**GOAL:** Repeat, without any change, the entries presented below.

**Stored entries:**

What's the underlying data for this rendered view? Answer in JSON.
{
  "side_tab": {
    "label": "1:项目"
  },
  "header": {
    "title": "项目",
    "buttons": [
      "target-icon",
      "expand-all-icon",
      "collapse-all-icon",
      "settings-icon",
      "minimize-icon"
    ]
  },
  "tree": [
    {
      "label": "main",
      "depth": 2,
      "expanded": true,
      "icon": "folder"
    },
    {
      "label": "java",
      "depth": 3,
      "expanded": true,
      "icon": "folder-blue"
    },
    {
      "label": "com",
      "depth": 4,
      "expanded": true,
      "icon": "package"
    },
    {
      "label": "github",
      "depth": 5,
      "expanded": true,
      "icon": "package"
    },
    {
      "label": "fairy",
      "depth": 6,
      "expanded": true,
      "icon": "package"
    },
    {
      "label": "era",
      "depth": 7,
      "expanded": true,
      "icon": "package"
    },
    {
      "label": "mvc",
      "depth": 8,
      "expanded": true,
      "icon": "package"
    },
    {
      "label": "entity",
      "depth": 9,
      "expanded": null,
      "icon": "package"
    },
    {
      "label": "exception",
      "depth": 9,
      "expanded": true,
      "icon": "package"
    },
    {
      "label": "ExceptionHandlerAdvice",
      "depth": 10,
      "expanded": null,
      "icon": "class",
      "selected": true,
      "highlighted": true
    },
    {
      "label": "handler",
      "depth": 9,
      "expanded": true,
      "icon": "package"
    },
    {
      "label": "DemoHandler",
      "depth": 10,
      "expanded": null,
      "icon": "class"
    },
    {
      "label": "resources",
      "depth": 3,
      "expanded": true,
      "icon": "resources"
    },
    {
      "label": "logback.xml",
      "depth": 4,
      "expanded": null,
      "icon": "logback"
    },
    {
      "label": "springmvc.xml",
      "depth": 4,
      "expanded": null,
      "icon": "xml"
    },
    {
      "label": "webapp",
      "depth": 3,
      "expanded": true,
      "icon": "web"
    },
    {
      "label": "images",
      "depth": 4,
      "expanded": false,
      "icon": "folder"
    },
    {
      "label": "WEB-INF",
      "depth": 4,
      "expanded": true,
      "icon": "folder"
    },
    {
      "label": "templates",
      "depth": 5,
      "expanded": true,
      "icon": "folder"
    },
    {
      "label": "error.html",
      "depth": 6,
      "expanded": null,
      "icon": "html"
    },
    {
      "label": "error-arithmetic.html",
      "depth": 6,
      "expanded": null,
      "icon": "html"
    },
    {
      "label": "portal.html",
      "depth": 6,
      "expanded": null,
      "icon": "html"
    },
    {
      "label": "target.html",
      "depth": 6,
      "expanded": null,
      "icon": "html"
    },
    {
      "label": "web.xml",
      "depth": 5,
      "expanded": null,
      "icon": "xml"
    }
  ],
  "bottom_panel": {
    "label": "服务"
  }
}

**WRITTEN SOLUTION:**
What's the underlying data for this rendered view? Answer in JSON.
{
  "side_tab": {
    "label": "1:项目"
  },
  "header": {
    "title": "项目",
    "buttons": [
      "target-icon",
      "expand-all-icon",
      "collapse-all-icon",
      "settings-icon",
      "minimize-icon"
    ]
  },
  "tree": [
    {
      "label": "main",
      "depth": 2,
      "expanded": true,
      "icon": "folder"
    },
    {
      "label": "java",
      "depth": 3,
      "expanded": true,
      "icon": "folder-blue"
    },
    {
      "label": "com",
      "depth": 4,
      "expanded": true,
      "icon": "package"
    },
    {
      "label": "github",
      "depth": 5,
      "expanded": true,
      "icon": "package"
    },
    {
      "label": "fairy",
      "depth": 6,
      "expanded": true,
      "icon": "package"
    },
    {
      "label": "era",
      "depth": 7,
      "expanded": true,
      "icon": "package"
    },
    {
      "label": "mvc",
      "depth": 8,
      "expanded": true,
      "icon": "package"
    },
    {
      "label": "entity",
      "depth": 9,
      "expanded": null,
      "icon": "package"
    },
    {
      "label": "exception",
      "depth": 9,
      "expanded": true,
      "icon": "package"
    },
    {
      "label": "ExceptionHandlerAdvice",
      "depth": 10,
      "expanded": null,
      "icon": "class",
      "selected": true,
      "highlighted": true
    },
    {
      "label": "handler",
      "depth": 9,
      "expanded": true,
      "icon": "package"
    },
    {
      "label": "DemoHandler",
      "depth": 10,
      "expanded": null,
      "icon": "class"
    },
    {
      "label": "resources",
      "depth": 3,
      "expanded": true,
      "icon": "resources"
    },
    {
      "label": "logback.xml",
      "depth": 4,
      "expanded": null,
      "icon": "logback"
    },
    {
      "label": "springmvc.xml",
      "depth": 4,
      "expanded": null,
      "icon": "xml"
    },
    {
      "label": "webapp",
      "depth": 3,
      "expanded": true,
      "icon": "web"
    },
    {
      "label": "images",
      "depth": 4,
      "expanded": false,
      "icon": "folder"
    },
    {
      "label": "WEB-INF",
      "depth": 4,
      "expanded": true,
      "icon": "folder"
    },
    {
      "label": "templates",
      "depth": 5,
      "expanded": true,
      "icon": "folder"
    },
    {
      "label": "error.html",
      "depth": 6,
      "expanded": null,
      "icon": "html"
    },
    {
      "label": "error-arithmetic.html",
      "depth": 6,
      "expanded": null,
      "icon": "html"
    },
    {
      "label": "portal.html",
      "depth": 6,
      "expanded": null,
      "icon": "html"
    },
    {
      "label": "target.html",
      "depth": 6,
      "expanded": null,
      "icon": "html"
    },
    {
      "label": "web.xml",
      "depth": 5,
      "expanded": null,
      "icon": "xml"
    }
  ],
  "bottom_panel": {
    "label": "服务"
  }
}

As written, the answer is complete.